Given instruction: Repeat the material verbatim and drop the pictures.

[Excerpts from a figure dataset]
** begin **

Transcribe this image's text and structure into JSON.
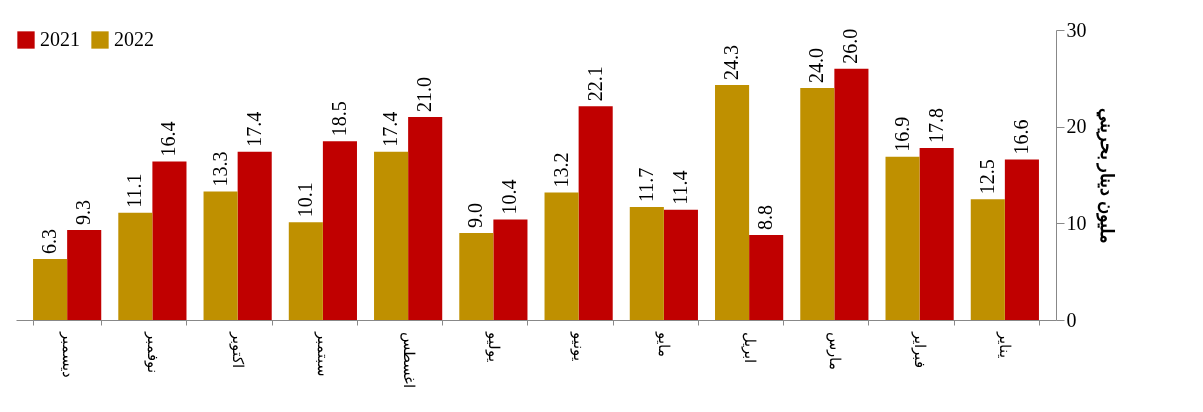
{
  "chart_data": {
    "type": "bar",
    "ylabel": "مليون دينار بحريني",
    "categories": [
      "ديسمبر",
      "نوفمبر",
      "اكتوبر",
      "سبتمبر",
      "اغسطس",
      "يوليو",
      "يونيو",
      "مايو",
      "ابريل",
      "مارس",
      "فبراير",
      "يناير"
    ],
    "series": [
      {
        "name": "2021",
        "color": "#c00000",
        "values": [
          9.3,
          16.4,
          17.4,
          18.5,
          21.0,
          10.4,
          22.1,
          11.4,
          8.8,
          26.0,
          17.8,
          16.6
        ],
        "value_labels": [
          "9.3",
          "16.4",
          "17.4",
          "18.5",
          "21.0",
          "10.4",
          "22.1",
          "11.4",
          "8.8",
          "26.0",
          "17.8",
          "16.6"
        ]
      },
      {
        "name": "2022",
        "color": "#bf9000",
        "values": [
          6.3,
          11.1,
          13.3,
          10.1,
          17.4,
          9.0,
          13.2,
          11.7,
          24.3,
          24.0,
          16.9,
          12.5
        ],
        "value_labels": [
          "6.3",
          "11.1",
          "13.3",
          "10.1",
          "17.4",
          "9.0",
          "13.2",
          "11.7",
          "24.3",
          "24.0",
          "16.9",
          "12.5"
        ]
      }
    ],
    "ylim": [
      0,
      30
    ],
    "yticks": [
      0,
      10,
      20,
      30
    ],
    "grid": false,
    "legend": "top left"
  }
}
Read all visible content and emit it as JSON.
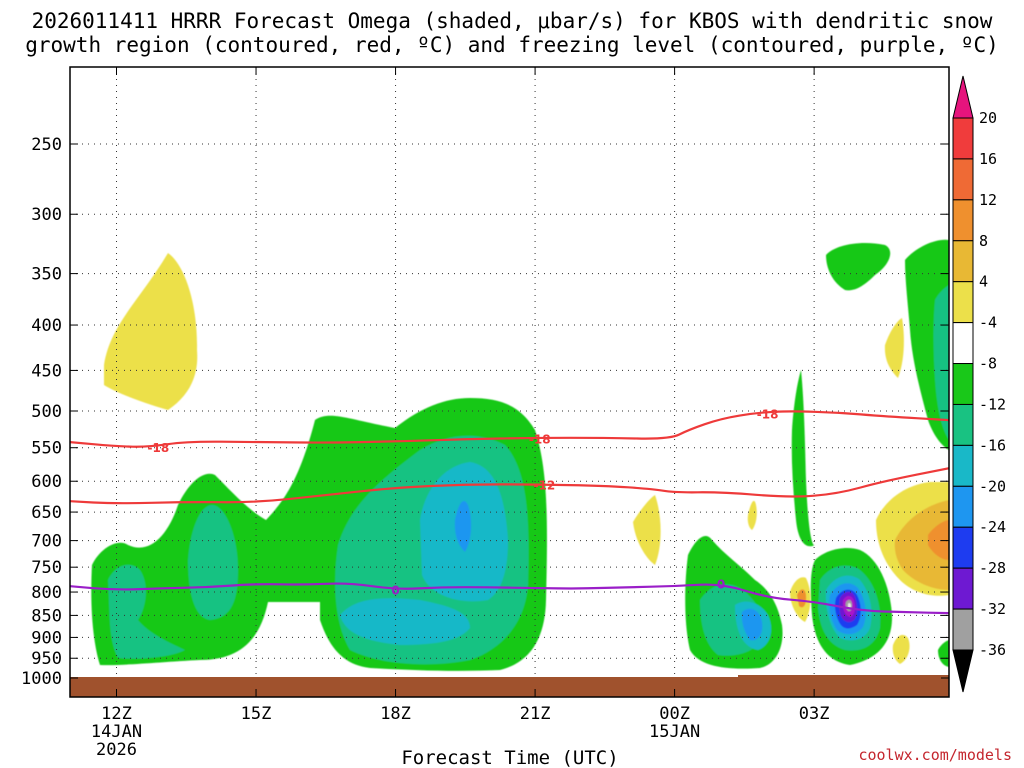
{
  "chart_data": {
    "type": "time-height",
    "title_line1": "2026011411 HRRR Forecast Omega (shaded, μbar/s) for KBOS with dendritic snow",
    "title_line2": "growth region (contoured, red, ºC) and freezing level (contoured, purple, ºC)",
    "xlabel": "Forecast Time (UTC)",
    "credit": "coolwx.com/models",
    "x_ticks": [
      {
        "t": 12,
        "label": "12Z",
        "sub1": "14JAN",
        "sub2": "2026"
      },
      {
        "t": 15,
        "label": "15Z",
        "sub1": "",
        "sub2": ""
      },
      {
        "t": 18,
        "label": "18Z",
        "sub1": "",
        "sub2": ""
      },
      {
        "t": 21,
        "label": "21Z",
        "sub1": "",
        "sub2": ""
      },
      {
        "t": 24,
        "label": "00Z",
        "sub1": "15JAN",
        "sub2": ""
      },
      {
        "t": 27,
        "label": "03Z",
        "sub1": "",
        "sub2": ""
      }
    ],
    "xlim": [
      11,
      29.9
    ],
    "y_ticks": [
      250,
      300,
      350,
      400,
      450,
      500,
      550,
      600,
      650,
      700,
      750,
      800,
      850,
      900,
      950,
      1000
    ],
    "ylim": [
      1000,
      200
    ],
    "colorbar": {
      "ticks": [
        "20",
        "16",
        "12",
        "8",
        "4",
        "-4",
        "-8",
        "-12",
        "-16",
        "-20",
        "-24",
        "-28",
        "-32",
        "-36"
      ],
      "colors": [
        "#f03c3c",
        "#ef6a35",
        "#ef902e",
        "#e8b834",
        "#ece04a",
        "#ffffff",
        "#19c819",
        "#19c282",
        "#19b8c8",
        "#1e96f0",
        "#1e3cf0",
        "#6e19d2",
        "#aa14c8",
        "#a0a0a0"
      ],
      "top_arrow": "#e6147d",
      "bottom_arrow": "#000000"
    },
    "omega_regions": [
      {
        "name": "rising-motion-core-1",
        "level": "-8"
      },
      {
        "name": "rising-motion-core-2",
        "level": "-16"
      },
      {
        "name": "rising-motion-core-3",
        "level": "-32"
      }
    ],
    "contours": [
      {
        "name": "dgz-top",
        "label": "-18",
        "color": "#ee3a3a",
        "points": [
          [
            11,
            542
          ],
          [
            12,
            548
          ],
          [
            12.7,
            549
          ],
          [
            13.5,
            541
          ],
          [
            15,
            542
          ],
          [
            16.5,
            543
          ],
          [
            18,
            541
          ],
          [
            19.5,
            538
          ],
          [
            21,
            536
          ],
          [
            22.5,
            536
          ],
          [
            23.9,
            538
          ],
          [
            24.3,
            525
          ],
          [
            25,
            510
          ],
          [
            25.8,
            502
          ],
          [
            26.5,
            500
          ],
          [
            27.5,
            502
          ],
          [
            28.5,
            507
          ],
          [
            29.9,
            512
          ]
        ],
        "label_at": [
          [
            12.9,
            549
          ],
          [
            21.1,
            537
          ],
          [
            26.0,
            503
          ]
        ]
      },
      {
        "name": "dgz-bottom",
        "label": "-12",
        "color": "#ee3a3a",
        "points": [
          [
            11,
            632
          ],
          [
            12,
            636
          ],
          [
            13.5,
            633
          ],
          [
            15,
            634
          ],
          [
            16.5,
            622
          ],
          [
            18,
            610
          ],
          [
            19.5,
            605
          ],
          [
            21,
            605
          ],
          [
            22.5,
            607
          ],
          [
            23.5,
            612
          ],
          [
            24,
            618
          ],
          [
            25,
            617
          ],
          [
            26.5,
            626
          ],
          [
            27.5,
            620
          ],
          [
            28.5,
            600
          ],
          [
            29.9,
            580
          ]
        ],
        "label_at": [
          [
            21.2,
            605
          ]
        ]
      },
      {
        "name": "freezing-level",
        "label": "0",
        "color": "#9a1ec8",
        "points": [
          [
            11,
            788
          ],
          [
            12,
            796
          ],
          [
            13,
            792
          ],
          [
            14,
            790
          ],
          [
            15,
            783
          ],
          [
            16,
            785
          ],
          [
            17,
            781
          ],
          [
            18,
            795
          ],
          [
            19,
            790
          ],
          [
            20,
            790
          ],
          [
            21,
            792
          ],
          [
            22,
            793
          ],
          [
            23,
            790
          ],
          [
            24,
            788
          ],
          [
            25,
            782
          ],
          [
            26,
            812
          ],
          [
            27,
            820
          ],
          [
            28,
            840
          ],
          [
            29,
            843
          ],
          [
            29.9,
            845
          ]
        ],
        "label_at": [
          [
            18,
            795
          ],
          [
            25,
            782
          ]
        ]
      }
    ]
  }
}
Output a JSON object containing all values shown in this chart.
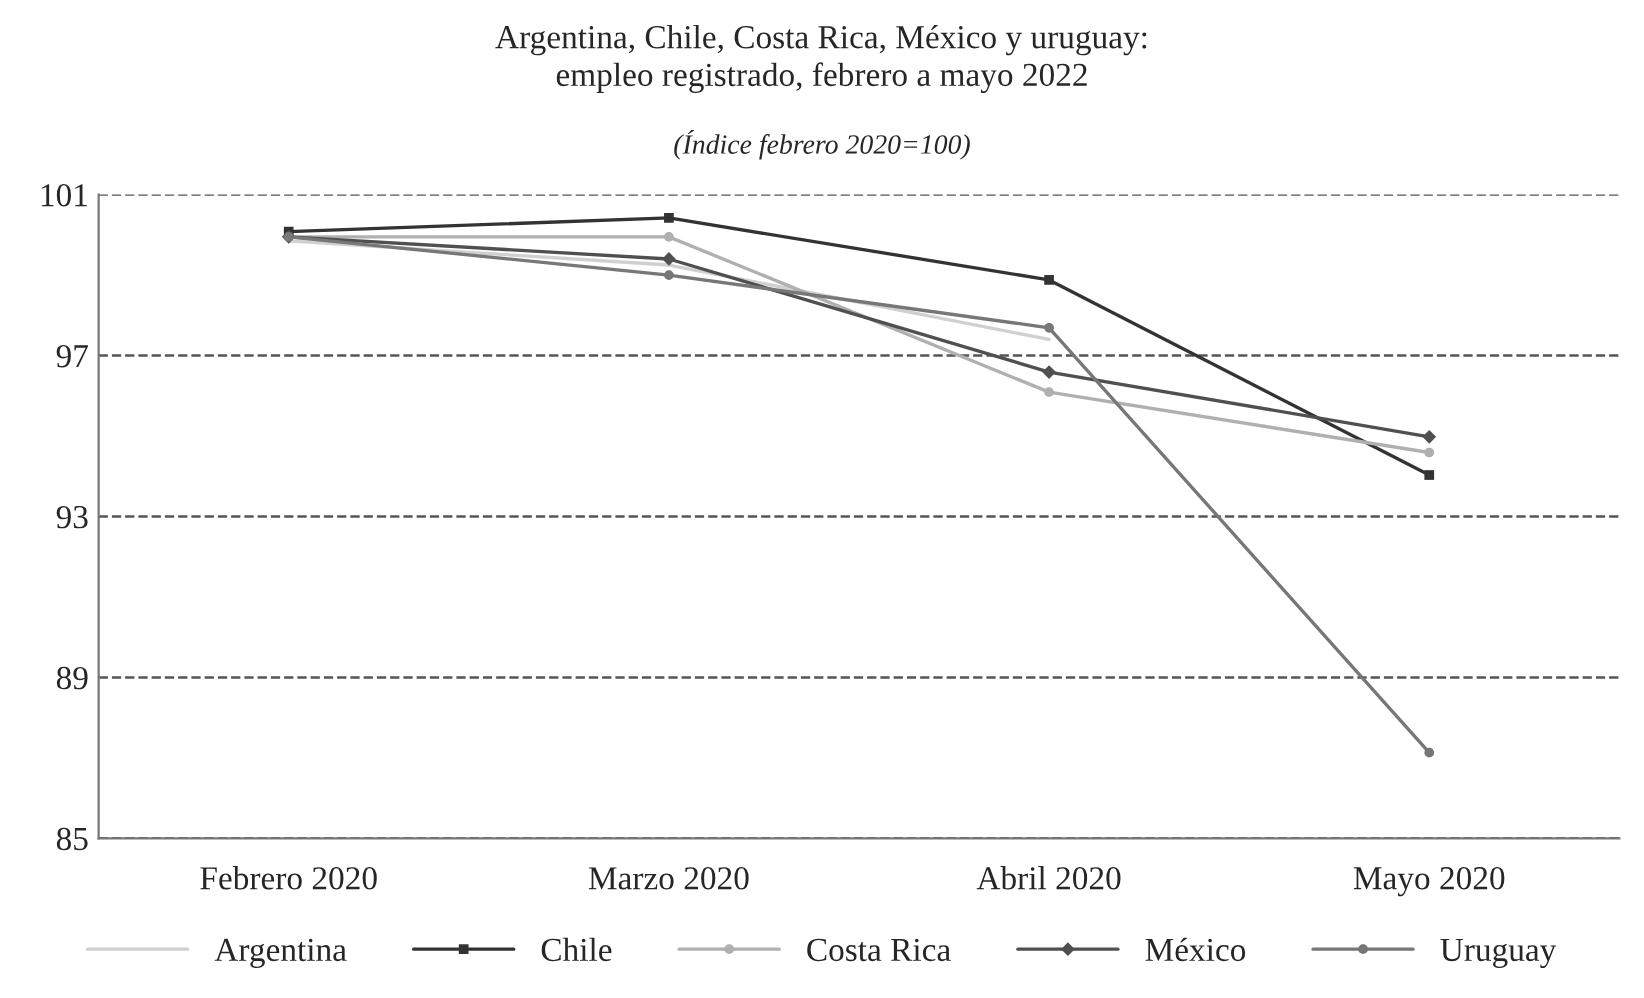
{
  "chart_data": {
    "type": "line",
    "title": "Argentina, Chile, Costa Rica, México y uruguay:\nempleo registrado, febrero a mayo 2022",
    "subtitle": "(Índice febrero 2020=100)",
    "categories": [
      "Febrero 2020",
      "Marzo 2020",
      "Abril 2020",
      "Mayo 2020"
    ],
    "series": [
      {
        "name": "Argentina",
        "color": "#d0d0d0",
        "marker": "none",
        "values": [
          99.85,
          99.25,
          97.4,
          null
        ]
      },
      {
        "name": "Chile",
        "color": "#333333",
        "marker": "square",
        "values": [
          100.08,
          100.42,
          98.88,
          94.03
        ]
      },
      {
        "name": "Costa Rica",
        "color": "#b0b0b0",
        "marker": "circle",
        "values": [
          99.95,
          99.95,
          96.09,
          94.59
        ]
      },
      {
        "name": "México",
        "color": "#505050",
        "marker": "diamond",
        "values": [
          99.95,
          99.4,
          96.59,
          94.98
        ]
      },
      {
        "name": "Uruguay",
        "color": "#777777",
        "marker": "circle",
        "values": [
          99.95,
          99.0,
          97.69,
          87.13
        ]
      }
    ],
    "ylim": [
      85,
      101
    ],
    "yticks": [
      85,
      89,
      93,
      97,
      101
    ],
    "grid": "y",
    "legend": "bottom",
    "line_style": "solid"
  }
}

** end **

Complete response:
Transcribe this image's text and structure into JSON.
{
  "chart_data": {
    "type": "bar",
    "ylabel": "مليون دينار بحريني",
    "categories": [
      "ديسمبر",
      "نوفمبر",
      "اكتوبر",
      "سبتمبر",
      "اغسطس",
      "يوليو",
      "يونيو",
      "مايو",
      "ابريل",
      "مارس",
      "فبراير",
      "يناير"
    ],
    "series": [
      {
        "name": "2021",
        "color": "#c00000",
        "values": [
          9.3,
          16.4,
          17.4,
          18.5,
          21.0,
          10.4,
          22.1,
          11.4,
          8.8,
          26.0,
          17.8,
          16.6
        ],
        "value_labels": [
          "9.3",
          "16.4",
          "17.4",
          "18.5",
          "21.0",
          "10.4",
          "22.1",
          "11.4",
          "8.8",
          "26.0",
          "17.8",
          "16.6"
        ]
      },
      {
        "name": "2022",
        "color": "#bf9000",
        "values": [
          6.3,
          11.1,
          13.3,
          10.1,
          17.4,
          9.0,
          13.2,
          11.7,
          24.3,
          24.0,
          16.9,
          12.5
        ],
        "value_labels": [
          "6.3",
          "11.1",
          "13.3",
          "10.1",
          "17.4",
          "9.0",
          "13.2",
          "11.7",
          "24.3",
          "24.0",
          "16.9",
          "12.5"
        ]
      }
    ],
    "ylim": [
      0,
      30
    ],
    "yticks": [
      0,
      10,
      20,
      30
    ],
    "grid": false,
    "legend": "top left"
  }
}
Read all visible content and emit it as JSON.
{
  "chart_data": {
    "type": "time-height",
    "title_line1": "2026011411 HRRR Forecast Omega (shaded, μbar/s) for KBOS with dendritic snow",
    "title_line2": "growth region (contoured, red, ºC) and freezing level (contoured, purple, ºC)",
    "xlabel": "Forecast Time (UTC)",
    "credit": "coolwx.com/models",
    "x_ticks": [
      {
        "t": 12,
        "label": "12Z",
        "sub1": "14JAN",
        "sub2": "2026"
      },
      {
        "t": 15,
        "label": "15Z",
        "sub1": "",
        "sub2": ""
      },
      {
        "t": 18,
        "label": "18Z",
        "sub1": "",
        "sub2": ""
      },
      {
        "t": 21,
        "label": "21Z",
        "sub1": "",
        "sub2": ""
      },
      {
        "t": 24,
        "label": "00Z",
        "sub1": "15JAN",
        "sub2": ""
      },
      {
        "t": 27,
        "label": "03Z",
        "sub1": "",
        "sub2": ""
      }
    ],
    "xlim": [
      11,
      29.9
    ],
    "y_ticks": [
      250,
      300,
      350,
      400,
      450,
      500,
      550,
      600,
      650,
      700,
      750,
      800,
      850,
      900,
      950,
      1000
    ],
    "ylim": [
      1000,
      200
    ],
    "colorbar": {
      "ticks": [
        "20",
        "16",
        "12",
        "8",
        "4",
        "-4",
        "-8",
        "-12",
        "-16",
        "-20",
        "-24",
        "-28",
        "-32",
        "-36"
      ],
      "colors": [
        "#f03c3c",
        "#ef6a35",
        "#ef902e",
        "#e8b834",
        "#ece04a",
        "#ffffff",
        "#19c819",
        "#19c282",
        "#19b8c8",
        "#1e96f0",
        "#1e3cf0",
        "#6e19d2",
        "#aa14c8",
        "#a0a0a0"
      ],
      "top_arrow": "#e6147d",
      "bottom_arrow": "#000000"
    },
    "omega_regions": [
      {
        "name": "rising-motion-core-1",
        "level": "-8"
      },
      {
        "name": "rising-motion-core-2",
        "level": "-16"
      },
      {
        "name": "rising-motion-core-3",
        "level": "-32"
      }
    ],
    "contours": [
      {
        "name": "dgz-top",
        "label": "-18",
        "color": "#ee3a3a",
        "points": [
          [
            11,
            542
          ],
          [
            12,
            548
          ],
          [
            12.7,
            549
          ],
          [
            13.5,
            541
          ],
          [
            15,
            542
          ],
          [
            16.5,
            543
          ],
          [
            18,
            541
          ],
          [
            19.5,
            538
          ],
          [
            21,
            536
          ],
          [
            22.5,
            536
          ],
          [
            23.9,
            538
          ],
          [
            24.3,
            525
          ],
          [
            25,
            510
          ],
          [
            25.8,
            502
          ],
          [
            26.5,
            500
          ],
          [
            27.5,
            502
          ],
          [
            28.5,
            507
          ],
          [
            29.9,
            512
          ]
        ],
        "label_at": [
          [
            12.9,
            549
          ],
          [
            21.1,
            537
          ],
          [
            26.0,
            503
          ]
        ]
      },
      {
        "name": "dgz-bottom",
        "label": "-12",
        "color": "#ee3a3a",
        "points": [
          [
            11,
            632
          ],
          [
            12,
            636
          ],
          [
            13.5,
            633
          ],
          [
            15,
            634
          ],
          [
            16.5,
            622
          ],
          [
            18,
            610
          ],
          [
            19.5,
            605
          ],
          [
            21,
            605
          ],
          [
            22.5,
            607
          ],
          [
            23.5,
            612
          ],
          [
            24,
            618
          ],
          [
            25,
            617
          ],
          [
            26.5,
            626
          ],
          [
            27.5,
            620
          ],
          [
            28.5,
            600
          ],
          [
            29.9,
            580
          ]
        ],
        "label_at": [
          [
            21.2,
            605
          ]
        ]
      },
      {
        "name": "freezing-level",
        "label": "0",
        "color": "#9a1ec8",
        "points": [
          [
            11,
            788
          ],
          [
            12,
            796
          ],
          [
            13,
            792
          ],
          [
            14,
            790
          ],
          [
            15,
            783
          ],
          [
            16,
            785
          ],
          [
            17,
            781
          ],
          [
            18,
            795
          ],
          [
            19,
            790
          ],
          [
            20,
            790
          ],
          [
            21,
            792
          ],
          [
            22,
            793
          ],
          [
            23,
            790
          ],
          [
            24,
            788
          ],
          [
            25,
            782
          ],
          [
            26,
            812
          ],
          [
            27,
            820
          ],
          [
            28,
            840
          ],
          [
            29,
            843
          ],
          [
            29.9,
            845
          ]
        ],
        "label_at": [
          [
            18,
            795
          ],
          [
            25,
            782
          ]
        ]
      }
    ]
  }
}
Output a JSON object containing all values shown in this chart.
{
  "chart_data": {
    "type": "line",
    "title": "Argentina, Chile, Costa Rica, México y uruguay:\nempleo registrado, febrero a mayo 2022",
    "subtitle": "(Índice febrero 2020=100)",
    "categories": [
      "Febrero 2020",
      "Marzo 2020",
      "Abril 2020",
      "Mayo 2020"
    ],
    "series": [
      {
        "name": "Argentina",
        "color": "#d0d0d0",
        "marker": "none",
        "values": [
          99.85,
          99.25,
          97.4,
          null
        ]
      },
      {
        "name": "Chile",
        "color": "#333333",
        "marker": "square",
        "values": [
          100.08,
          100.42,
          98.88,
          94.03
        ]
      },
      {
        "name": "Costa Rica",
        "color": "#b0b0b0",
        "marker": "circle",
        "values": [
          99.95,
          99.95,
          96.09,
          94.59
        ]
      },
      {
        "name": "México",
        "color": "#505050",
        "marker": "diamond",
        "values": [
          99.95,
          99.4,
          96.59,
          94.98
        ]
      },
      {
        "name": "Uruguay",
        "color": "#777777",
        "marker": "circle",
        "values": [
          99.95,
          99.0,
          97.69,
          87.13
        ]
      }
    ],
    "ylim": [
      85,
      101
    ],
    "yticks": [
      85,
      89,
      93,
      97,
      101
    ],
    "grid": "y",
    "legend": "bottom",
    "line_style": "solid"
  }
}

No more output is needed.